Stored dataset items:
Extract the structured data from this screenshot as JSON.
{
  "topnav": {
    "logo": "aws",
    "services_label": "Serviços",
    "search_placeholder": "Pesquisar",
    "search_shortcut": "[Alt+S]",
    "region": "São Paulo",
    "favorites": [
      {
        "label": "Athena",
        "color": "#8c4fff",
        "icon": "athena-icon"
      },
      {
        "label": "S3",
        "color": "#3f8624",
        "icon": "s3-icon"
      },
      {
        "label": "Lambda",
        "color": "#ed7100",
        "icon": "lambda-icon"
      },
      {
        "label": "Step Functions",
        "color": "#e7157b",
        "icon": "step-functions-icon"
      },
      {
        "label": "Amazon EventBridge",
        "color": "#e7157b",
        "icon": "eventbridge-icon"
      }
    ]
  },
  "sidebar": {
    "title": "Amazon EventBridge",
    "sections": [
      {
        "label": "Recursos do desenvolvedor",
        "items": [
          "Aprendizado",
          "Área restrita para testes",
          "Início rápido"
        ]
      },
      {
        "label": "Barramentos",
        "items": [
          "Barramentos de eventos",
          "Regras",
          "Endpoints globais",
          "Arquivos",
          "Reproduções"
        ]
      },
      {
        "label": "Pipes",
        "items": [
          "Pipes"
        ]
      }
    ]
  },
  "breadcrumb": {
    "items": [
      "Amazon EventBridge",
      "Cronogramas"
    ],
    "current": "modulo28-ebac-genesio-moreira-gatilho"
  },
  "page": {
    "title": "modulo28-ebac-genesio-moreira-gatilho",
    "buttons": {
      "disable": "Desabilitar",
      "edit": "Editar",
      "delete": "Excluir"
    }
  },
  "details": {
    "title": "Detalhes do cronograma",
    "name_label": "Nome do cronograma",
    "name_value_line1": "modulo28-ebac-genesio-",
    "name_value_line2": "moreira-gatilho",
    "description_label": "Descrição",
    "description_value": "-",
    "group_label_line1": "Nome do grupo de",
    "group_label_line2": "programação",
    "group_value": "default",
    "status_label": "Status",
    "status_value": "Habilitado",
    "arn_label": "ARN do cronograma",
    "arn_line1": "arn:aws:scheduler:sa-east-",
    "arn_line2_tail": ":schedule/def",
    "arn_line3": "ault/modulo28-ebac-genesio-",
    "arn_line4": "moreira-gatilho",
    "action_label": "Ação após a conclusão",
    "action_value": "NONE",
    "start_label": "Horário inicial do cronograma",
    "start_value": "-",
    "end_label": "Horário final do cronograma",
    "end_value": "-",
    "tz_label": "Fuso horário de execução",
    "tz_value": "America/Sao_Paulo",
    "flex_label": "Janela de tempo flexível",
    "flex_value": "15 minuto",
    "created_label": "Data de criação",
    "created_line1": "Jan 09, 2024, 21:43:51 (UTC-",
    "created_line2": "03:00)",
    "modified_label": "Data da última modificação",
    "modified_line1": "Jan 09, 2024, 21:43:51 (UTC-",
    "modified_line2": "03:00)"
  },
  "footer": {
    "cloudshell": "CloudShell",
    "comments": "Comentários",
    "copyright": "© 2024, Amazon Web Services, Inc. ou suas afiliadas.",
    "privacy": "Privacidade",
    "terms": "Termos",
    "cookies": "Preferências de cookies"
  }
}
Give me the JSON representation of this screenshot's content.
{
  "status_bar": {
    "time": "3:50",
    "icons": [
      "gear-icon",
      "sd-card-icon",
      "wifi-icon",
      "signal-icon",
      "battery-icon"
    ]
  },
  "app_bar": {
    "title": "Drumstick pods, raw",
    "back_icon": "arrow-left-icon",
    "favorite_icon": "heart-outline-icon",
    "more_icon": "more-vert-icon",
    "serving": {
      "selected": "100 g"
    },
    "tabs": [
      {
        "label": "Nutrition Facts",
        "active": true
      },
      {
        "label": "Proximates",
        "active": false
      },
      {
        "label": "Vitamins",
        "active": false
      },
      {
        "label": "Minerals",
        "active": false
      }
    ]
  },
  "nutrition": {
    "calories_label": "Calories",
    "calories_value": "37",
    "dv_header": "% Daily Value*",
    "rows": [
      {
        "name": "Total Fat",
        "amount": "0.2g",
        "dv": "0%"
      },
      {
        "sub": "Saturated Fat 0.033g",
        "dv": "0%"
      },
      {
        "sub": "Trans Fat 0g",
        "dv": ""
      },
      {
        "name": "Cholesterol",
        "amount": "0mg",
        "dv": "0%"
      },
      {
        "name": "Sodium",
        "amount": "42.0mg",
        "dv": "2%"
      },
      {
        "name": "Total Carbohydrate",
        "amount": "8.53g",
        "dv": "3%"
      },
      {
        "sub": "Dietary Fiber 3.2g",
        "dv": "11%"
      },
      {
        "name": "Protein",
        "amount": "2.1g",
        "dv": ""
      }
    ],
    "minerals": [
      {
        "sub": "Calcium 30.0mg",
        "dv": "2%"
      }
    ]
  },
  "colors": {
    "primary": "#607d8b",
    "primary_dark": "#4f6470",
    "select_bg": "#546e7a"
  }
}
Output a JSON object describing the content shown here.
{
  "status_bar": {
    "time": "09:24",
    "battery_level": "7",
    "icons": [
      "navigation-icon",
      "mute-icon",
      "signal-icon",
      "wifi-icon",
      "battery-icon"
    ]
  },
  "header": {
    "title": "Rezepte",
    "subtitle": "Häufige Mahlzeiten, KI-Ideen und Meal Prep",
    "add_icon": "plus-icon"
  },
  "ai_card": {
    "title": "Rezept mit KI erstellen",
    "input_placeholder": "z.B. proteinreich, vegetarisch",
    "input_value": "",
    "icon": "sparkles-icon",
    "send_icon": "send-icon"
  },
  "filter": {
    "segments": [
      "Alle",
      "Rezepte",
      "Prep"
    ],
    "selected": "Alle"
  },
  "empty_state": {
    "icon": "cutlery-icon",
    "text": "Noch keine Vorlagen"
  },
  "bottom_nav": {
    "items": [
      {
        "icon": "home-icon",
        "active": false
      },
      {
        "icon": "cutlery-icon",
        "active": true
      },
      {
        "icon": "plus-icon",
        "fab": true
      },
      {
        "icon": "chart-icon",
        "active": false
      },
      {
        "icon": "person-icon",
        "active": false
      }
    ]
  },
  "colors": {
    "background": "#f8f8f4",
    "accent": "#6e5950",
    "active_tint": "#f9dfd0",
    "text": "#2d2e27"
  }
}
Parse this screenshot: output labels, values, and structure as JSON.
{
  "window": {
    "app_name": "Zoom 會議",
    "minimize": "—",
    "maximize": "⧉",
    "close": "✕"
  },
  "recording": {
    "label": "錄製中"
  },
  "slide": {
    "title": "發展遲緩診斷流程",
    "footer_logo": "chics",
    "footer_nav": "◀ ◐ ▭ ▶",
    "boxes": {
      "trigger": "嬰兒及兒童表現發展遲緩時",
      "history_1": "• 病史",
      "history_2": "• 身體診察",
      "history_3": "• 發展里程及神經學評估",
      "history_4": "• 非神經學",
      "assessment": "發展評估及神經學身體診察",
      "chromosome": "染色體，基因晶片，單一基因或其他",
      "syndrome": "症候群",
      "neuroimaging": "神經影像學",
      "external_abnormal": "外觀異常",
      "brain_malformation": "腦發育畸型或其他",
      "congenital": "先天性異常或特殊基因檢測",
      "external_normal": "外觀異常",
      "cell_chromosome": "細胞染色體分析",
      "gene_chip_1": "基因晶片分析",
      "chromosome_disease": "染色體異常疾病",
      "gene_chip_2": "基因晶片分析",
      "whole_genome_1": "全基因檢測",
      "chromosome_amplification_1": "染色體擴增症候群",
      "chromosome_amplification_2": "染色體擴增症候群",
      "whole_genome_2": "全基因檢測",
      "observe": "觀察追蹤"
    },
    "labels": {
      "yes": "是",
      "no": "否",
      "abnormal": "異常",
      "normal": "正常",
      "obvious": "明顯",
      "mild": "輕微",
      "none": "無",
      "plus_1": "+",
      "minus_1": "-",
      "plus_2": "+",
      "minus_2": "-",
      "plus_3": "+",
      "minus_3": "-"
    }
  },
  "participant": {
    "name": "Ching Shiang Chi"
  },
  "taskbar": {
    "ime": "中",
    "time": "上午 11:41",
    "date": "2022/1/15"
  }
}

--- WHAT TO PRODUCE ---
The required output is each line of the entries that contains the word "JSON".

--- SOLUTION TO THIS PROBLEM ---
Extract the structured data from this screenshot as JSON.
Give me the JSON representation of this screenshot's content.
Output a JSON object describing the content shown here.
Parse this screenshot: output labels, values, and structure as JSON.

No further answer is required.